THE PROBLEM. Could you write out every line of the entries below exactly as they appear, leaving the pictures out of your answer?

DATA SHOWN.
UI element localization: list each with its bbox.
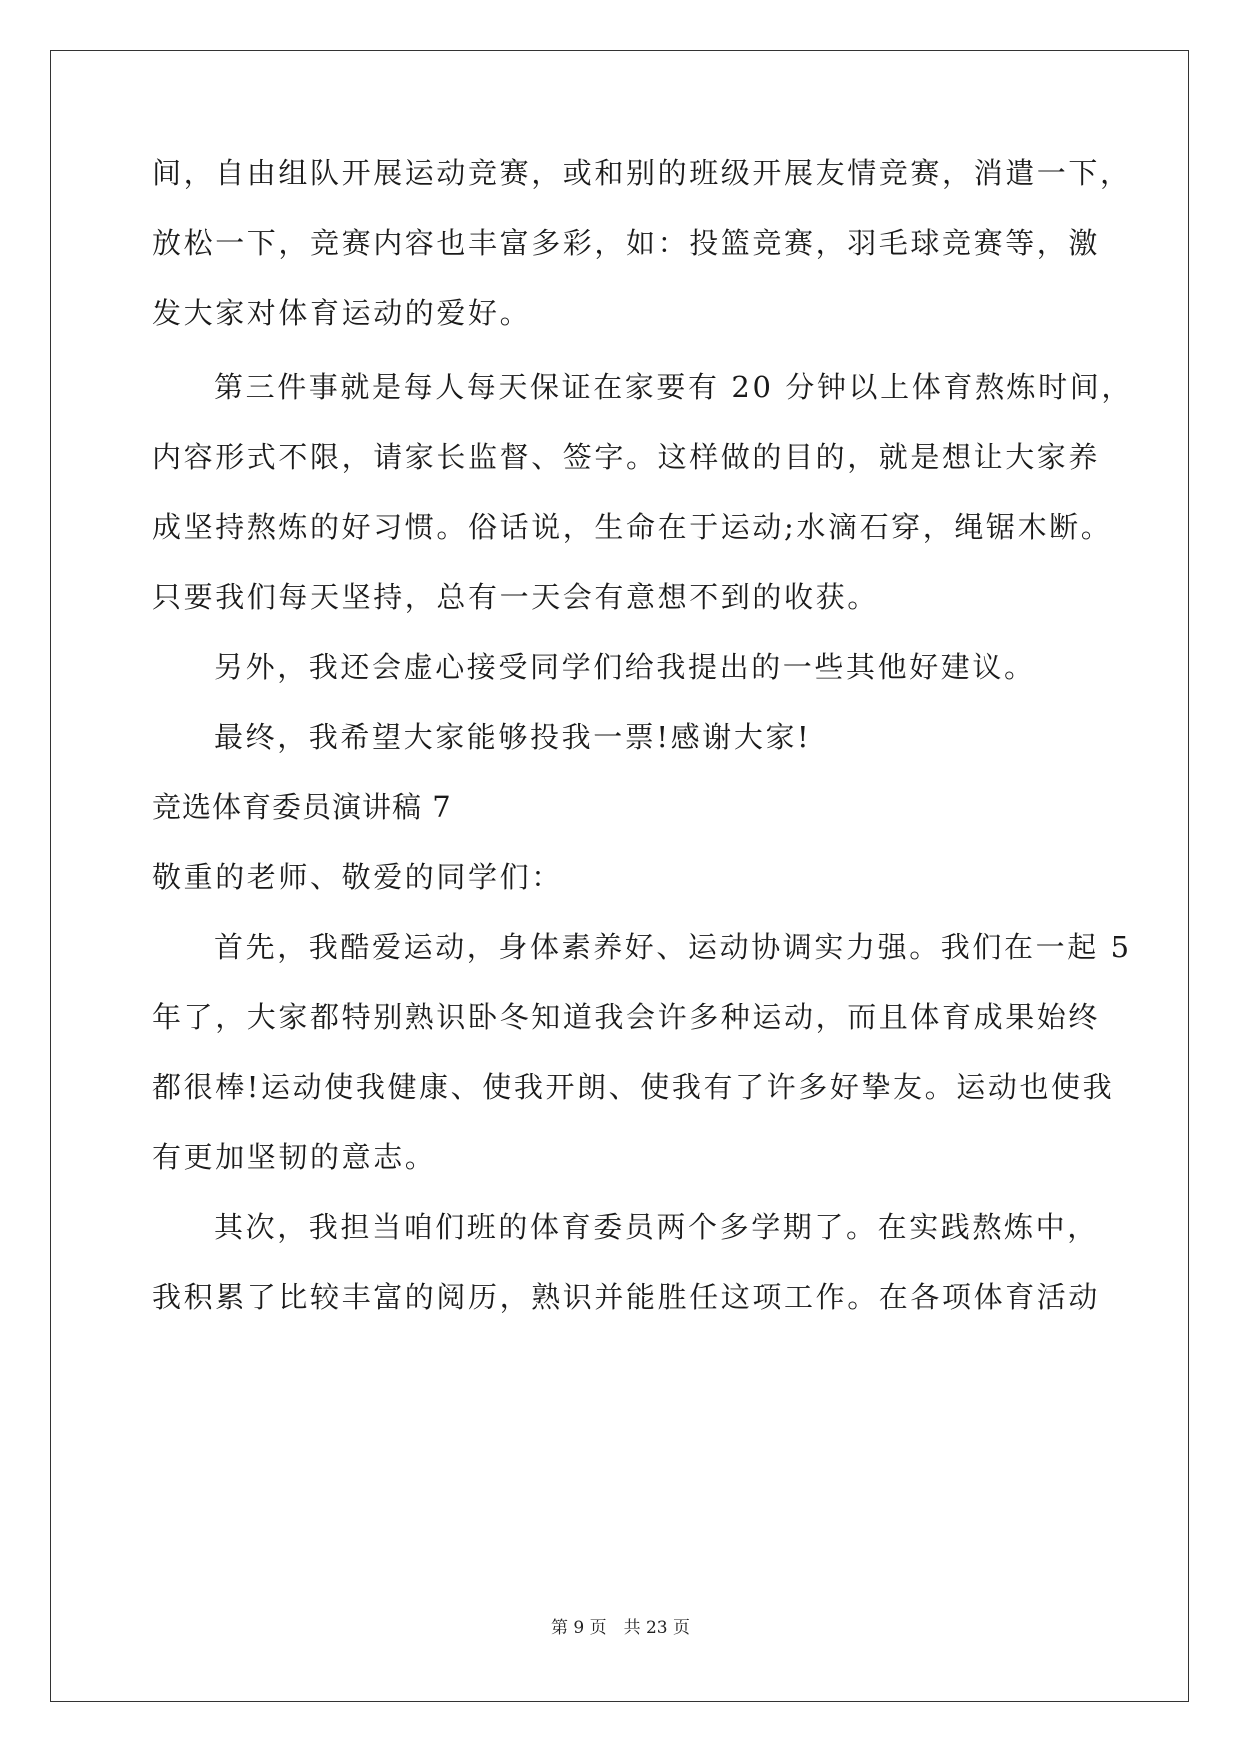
text-line: 间，自由组队开展运动竞赛，或和别的班级开展友情竞赛，消遣一下，	[152, 156, 1132, 190]
paragraph-first-line: 另外，我还会虚心接受同学们给我提出的一些其他好建议。	[214, 650, 1036, 684]
paragraph-first-line: 首先，我酷爱运动，身体素养好、运动协调实力强。我们在一起 5	[214, 930, 1132, 964]
text-line: 年了，大家都特别熟识卧冬知道我会许多种运动，而且体育成果始终	[152, 1000, 1101, 1034]
paragraph-first-line: 最终，我希望大家能够投我一票!感谢大家!	[214, 720, 812, 754]
section-heading: 竞选体育委员演讲稿 7	[152, 790, 452, 824]
paragraph-first-line: 其次，我担当咱们班的体育委员两个多学期了。在实践熬炼中，	[214, 1210, 1099, 1244]
text-line: 只要我们每天坚持，总有一天会有意想不到的收获。	[152, 580, 879, 614]
text-line: 发大家对体育运动的爱好。	[152, 296, 532, 330]
text-line: 放松一下，竞赛内容也丰富多彩，如：投篮竞赛，羽毛球竞赛等，激	[152, 226, 1101, 260]
page-number-footer: 第 9 页 共 23 页	[550, 1618, 691, 1638]
text-line: 内容形式不限，请家长监督、签字。这样做的目的，就是想让大家养	[152, 440, 1101, 474]
text-line: 我积累了比较丰富的阅历，熟识并能胜任这项工作。在各项体育活动	[152, 1280, 1101, 1314]
text-line: 有更加坚韧的意志。	[152, 1140, 437, 1174]
paragraph-first-line: 第三件事就是每人每天保证在家要有 20 分钟以上体育熬炼时间，	[214, 370, 1133, 404]
text-line: 都很棒!运动使我健康、使我开朗、使我有了许多好挚友。运动也使我	[152, 1070, 1115, 1104]
salutation: 敬重的老师、敬爱的同学们：	[152, 860, 563, 894]
text-line: 成坚持熬炼的好习惯。俗话说，生命在于运动;水滴石穿，绳锯木断。	[152, 510, 1113, 544]
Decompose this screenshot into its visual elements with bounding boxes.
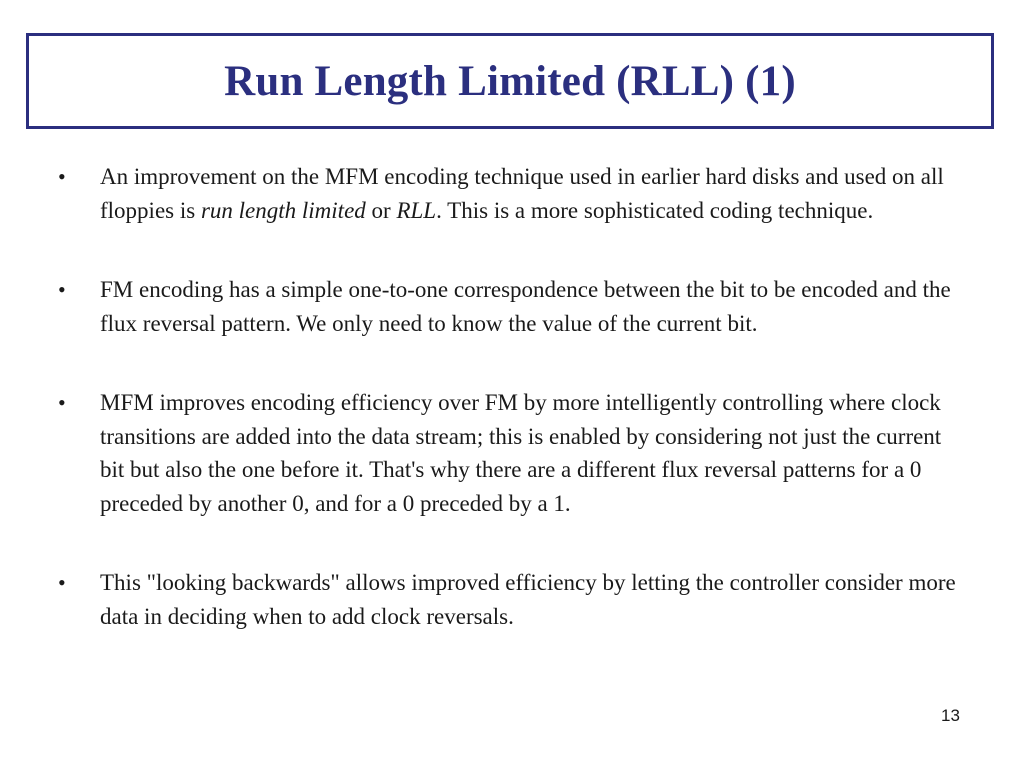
bullet-marker: • <box>58 164 66 189</box>
bullet-marker: • <box>58 570 66 595</box>
bullet-item <box>58 566 970 633</box>
bullet-emphasis: RLL <box>396 197 437 223</box>
bullet-marker: • <box>58 277 66 302</box>
title-frame <box>26 33 994 129</box>
bullet-text <box>100 160 970 227</box>
page-number: 13 <box>941 706 960 725</box>
bullet-text-part: An improvement on the MFM encoding technique used in earlier hard disks and used on all floppies is <box>100 164 944 223</box>
bullet-item <box>58 160 970 227</box>
bullet-text: This "looking backwards" allows improved efficiency by letting the controller consider more data in deciding when to add clock reversals. <box>100 570 956 629</box>
bullet-list <box>58 160 970 679</box>
slide-title: Run Length Limited (RLL) (1) <box>224 57 796 105</box>
bullet-text-part: . This is a more sophisticated coding technique. <box>436 197 874 223</box>
bullet-item <box>58 273 970 340</box>
bullet-text: FM encoding has a simple one-to-one correspondence between the bit to be encoded and the flux reversal pattern. We only need to know the value of the current bit. <box>100 277 951 336</box>
bullet-emphasis: run length limited <box>200 197 366 223</box>
bullet-text: MFM improves encoding efficiency over FM by more intelligently controlling where clock transitions are added into the data stream; this is enabled by considering not just the current bit but also the one before it. That's why there are a different flux reversal patterns for a 0 preceded by another 0, and for a 0 preceded by a 1. <box>100 390 942 516</box>
bullet-text-part: or <box>365 197 397 223</box>
bullet-marker: • <box>58 390 66 415</box>
bullet-item <box>58 386 970 520</box>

RESULT.
UI element localization: list each with its bbox.
text-line: 间，自由组队开展运动竞赛，或和别的班级开展友情竞赛，消遣一下，	[152, 156, 1132, 190]
paragraph-first-line: 另外，我还会虚心接受同学们给我提出的一些其他好建议。	[214, 650, 1036, 684]
paragraph-first-line: 首先，我酷爱运动，身体素养好、运动协调实力强。我们在一起 5	[214, 930, 1132, 964]
text-line: 年了，大家都特别熟识卧冬知道我会许多种运动，而且体育成果始终	[152, 1000, 1101, 1034]
paragraph-first-line: 最终，我希望大家能够投我一票!感谢大家!	[214, 720, 812, 754]
section-heading: 竞选体育委员演讲稿 7	[152, 790, 452, 824]
paragraph-first-line: 其次，我担当咱们班的体育委员两个多学期了。在实践熬炼中，	[214, 1210, 1099, 1244]
text-line: 只要我们每天坚持，总有一天会有意想不到的收获。	[152, 580, 879, 614]
text-line: 发大家对体育运动的爱好。	[152, 296, 532, 330]
text-line: 放松一下，竞赛内容也丰富多彩，如：投篮竞赛，羽毛球竞赛等，激	[152, 226, 1101, 260]
page-number-footer: 第 9 页 共 23 页	[550, 1618, 691, 1638]
text-line: 内容形式不限，请家长监督、签字。这样做的目的，就是想让大家养	[152, 440, 1101, 474]
text-line: 我积累了比较丰富的阅历，熟识并能胜任这项工作。在各项体育活动	[152, 1280, 1101, 1314]
text-line: 有更加坚韧的意志。	[152, 1140, 437, 1174]
paragraph-first-line: 第三件事就是每人每天保证在家要有 20 分钟以上体育熬炼时间，	[214, 370, 1133, 404]
text-line: 都很棒!运动使我健康、使我开朗、使我有了许多好挚友。运动也使我	[152, 1070, 1115, 1104]
salutation: 敬重的老师、敬爱的同学们：	[152, 860, 563, 894]
text-line: 成坚持熬炼的好习惯。俗话说，生命在于运动;水滴石穿，绳锯木断。	[152, 510, 1113, 544]
Decompose this screenshot into its visual elements with bounding boxes.
bullet-marker: • <box>58 164 66 189</box>
bullet-marker: • <box>58 570 66 595</box>
bullet-item <box>58 566 970 633</box>
bullet-emphasis: RLL <box>396 197 437 223</box>
bullet-marker: • <box>58 277 66 302</box>
title-frame <box>26 33 994 129</box>
bullet-text <box>100 160 970 227</box>
page-number: 13 <box>941 706 960 725</box>
bullet-text-part: An improvement on the MFM encoding technique used in earlier hard disks and used on all floppies is <box>100 164 944 223</box>
bullet-item <box>58 160 970 227</box>
bullet-text: This "looking backwards" allows improved efficiency by letting the controller consider more data in deciding when to add clock reversals. <box>100 570 956 629</box>
bullet-list <box>58 160 970 679</box>
slide-title: Run Length Limited (RLL) (1) <box>224 57 796 105</box>
bullet-text-part: . This is a more sophisticated coding technique. <box>436 197 874 223</box>
bullet-item <box>58 273 970 340</box>
bullet-text: FM encoding has a simple one-to-one correspondence between the bit to be encoded and the flux reversal pattern. We only need to know the value of the current bit. <box>100 277 951 336</box>
bullet-emphasis: run length limited <box>200 197 366 223</box>
bullet-text: MFM improves encoding efficiency over FM by more intelligently controlling where clock transitions are added into the data stream; this is enabled by considering not just the current bit but also the one before it. That's why there are a different flux reversal patterns for a 0 preceded by another 0, and for a 0 preceded by a 1. <box>100 390 942 516</box>
bullet-text-part: or <box>365 197 397 223</box>
bullet-marker: • <box>58 390 66 415</box>
bullet-item <box>58 386 970 520</box>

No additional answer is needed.